* Part of a data file:
──────────
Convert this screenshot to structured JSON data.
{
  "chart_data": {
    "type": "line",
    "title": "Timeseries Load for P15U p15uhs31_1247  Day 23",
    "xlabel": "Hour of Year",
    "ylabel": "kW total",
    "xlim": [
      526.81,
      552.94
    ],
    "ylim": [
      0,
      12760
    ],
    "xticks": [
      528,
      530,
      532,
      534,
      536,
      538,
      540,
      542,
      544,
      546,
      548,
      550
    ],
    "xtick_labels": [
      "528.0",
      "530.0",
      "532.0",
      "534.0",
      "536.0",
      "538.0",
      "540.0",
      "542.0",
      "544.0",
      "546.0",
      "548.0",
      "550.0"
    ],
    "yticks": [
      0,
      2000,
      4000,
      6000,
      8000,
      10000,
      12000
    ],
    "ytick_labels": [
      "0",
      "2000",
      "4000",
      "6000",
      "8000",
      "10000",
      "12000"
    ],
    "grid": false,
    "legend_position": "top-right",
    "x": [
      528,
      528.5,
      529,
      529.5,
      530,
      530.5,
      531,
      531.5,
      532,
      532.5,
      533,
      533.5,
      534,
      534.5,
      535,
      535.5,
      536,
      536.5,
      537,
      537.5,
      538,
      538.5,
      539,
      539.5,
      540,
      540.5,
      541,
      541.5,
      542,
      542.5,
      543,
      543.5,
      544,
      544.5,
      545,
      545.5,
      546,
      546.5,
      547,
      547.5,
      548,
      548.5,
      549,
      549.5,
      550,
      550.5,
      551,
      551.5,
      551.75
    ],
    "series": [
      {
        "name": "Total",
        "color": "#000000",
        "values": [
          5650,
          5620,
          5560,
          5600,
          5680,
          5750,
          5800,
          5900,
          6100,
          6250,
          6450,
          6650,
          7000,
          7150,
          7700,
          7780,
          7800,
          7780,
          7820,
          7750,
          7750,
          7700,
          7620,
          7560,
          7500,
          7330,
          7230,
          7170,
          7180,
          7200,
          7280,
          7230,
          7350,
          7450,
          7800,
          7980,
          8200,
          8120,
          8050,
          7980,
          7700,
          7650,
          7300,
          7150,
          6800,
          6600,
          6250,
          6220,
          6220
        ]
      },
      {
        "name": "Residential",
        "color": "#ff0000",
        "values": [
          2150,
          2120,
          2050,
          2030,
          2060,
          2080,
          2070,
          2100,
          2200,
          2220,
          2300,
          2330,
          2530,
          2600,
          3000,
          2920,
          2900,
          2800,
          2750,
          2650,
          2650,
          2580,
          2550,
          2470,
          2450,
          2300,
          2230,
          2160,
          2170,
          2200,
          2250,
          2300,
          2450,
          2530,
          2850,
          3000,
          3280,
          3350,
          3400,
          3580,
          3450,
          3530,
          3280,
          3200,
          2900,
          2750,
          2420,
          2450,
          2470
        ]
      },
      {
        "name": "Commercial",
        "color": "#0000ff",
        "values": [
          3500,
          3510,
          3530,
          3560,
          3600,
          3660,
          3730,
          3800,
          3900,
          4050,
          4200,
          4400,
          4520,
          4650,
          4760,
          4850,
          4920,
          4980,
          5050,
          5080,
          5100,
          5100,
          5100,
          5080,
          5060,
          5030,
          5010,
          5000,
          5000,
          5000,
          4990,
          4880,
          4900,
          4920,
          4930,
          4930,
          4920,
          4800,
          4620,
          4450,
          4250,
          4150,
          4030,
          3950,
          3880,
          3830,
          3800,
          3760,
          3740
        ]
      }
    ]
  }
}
──────────
* Work to complete: Retype every entry above, word for word.

* Answer to this task:
Convert this screenshot to structured JSON data.
{
  "chart_data": {
    "type": "line",
    "title": "Timeseries Load for P15U p15uhs31_1247  Day 23",
    "xlabel": "Hour of Year",
    "ylabel": "kW total",
    "xlim": [
      526.81,
      552.94
    ],
    "ylim": [
      0,
      12760
    ],
    "xticks": [
      528,
      530,
      532,
      534,
      536,
      538,
      540,
      542,
      544,
      546,
      548,
      550
    ],
    "xtick_labels": [
      "528.0",
      "530.0",
      "532.0",
      "534.0",
      "536.0",
      "538.0",
      "540.0",
      "542.0",
      "544.0",
      "546.0",
      "548.0",
      "550.0"
    ],
    "yticks": [
      0,
      2000,
      4000,
      6000,
      8000,
      10000,
      12000
    ],
    "ytick_labels": [
      "0",
      "2000",
      "4000",
      "6000",
      "8000",
      "10000",
      "12000"
    ],
    "grid": false,
    "legend_position": "top-right",
    "x": [
      528,
      528.5,
      529,
      529.5,
      530,
      530.5,
      531,
      531.5,
      532,
      532.5,
      533,
      533.5,
      534,
      534.5,
      535,
      535.5,
      536,
      536.5,
      537,
      537.5,
      538,
      538.5,
      539,
      539.5,
      540,
      540.5,
      541,
      541.5,
      542,
      542.5,
      543,
      543.5,
      544,
      544.5,
      545,
      545.5,
      546,
      546.5,
      547,
      547.5,
      548,
      548.5,
      549,
      549.5,
      550,
      550.5,
      551,
      551.5,
      551.75
    ],
    "series": [
      {
        "name": "Total",
        "color": "#000000",
        "values": [
          5650,
          5620,
          5560,
          5600,
          5680,
          5750,
          5800,
          5900,
          6100,
          6250,
          6450,
          6650,
          7000,
          7150,
          7700,
          7780,
          7800,
          7780,
          7820,
          7750,
          7750,
          7700,
          7620,
          7560,
          7500,
          7330,
          7230,
          7170,
          7180,
          7200,
          7280,
          7230,
          7350,
          7450,
          7800,
          7980,
          8200,
          8120,
          8050,
          7980,
          7700,
          7650,
          7300,
          7150,
          6800,
          6600,
          6250,
          6220,
          6220
        ]
      },
      {
        "name": "Residential",
        "color": "#ff0000",
        "values": [
          2150,
          2120,
          2050,
          2030,
          2060,
          2080,
          2070,
          2100,
          2200,
          2220,
          2300,
          2330,
          2530,
          2600,
          3000,
          2920,
          2900,
          2800,
          2750,
          2650,
          2650,
          2580,
          2550,
          2470,
          2450,
          2300,
          2230,
          2160,
          2170,
          2200,
          2250,
          2300,
          2450,
          2530,
          2850,
          3000,
          3280,
          3350,
          3400,
          3580,
          3450,
          3530,
          3280,
          3200,
          2900,
          2750,
          2420,
          2450,
          2470
        ]
      },
      {
        "name": "Commercial",
        "color": "#0000ff",
        "values": [
          3500,
          3510,
          3530,
          3560,
          3600,
          3660,
          3730,
          3800,
          3900,
          4050,
          4200,
          4400,
          4520,
          4650,
          4760,
          4850,
          4920,
          4980,
          5050,
          5080,
          5100,
          5100,
          5100,
          5080,
          5060,
          5030,
          5010,
          5000,
          5000,
          5000,
          4990,
          4880,
          4900,
          4920,
          4930,
          4930,
          4920,
          4800,
          4620,
          4450,
          4250,
          4150,
          4030,
          3950,
          3880,
          3830,
          3800,
          3760,
          3740
        ]
      }
    ]
  }
}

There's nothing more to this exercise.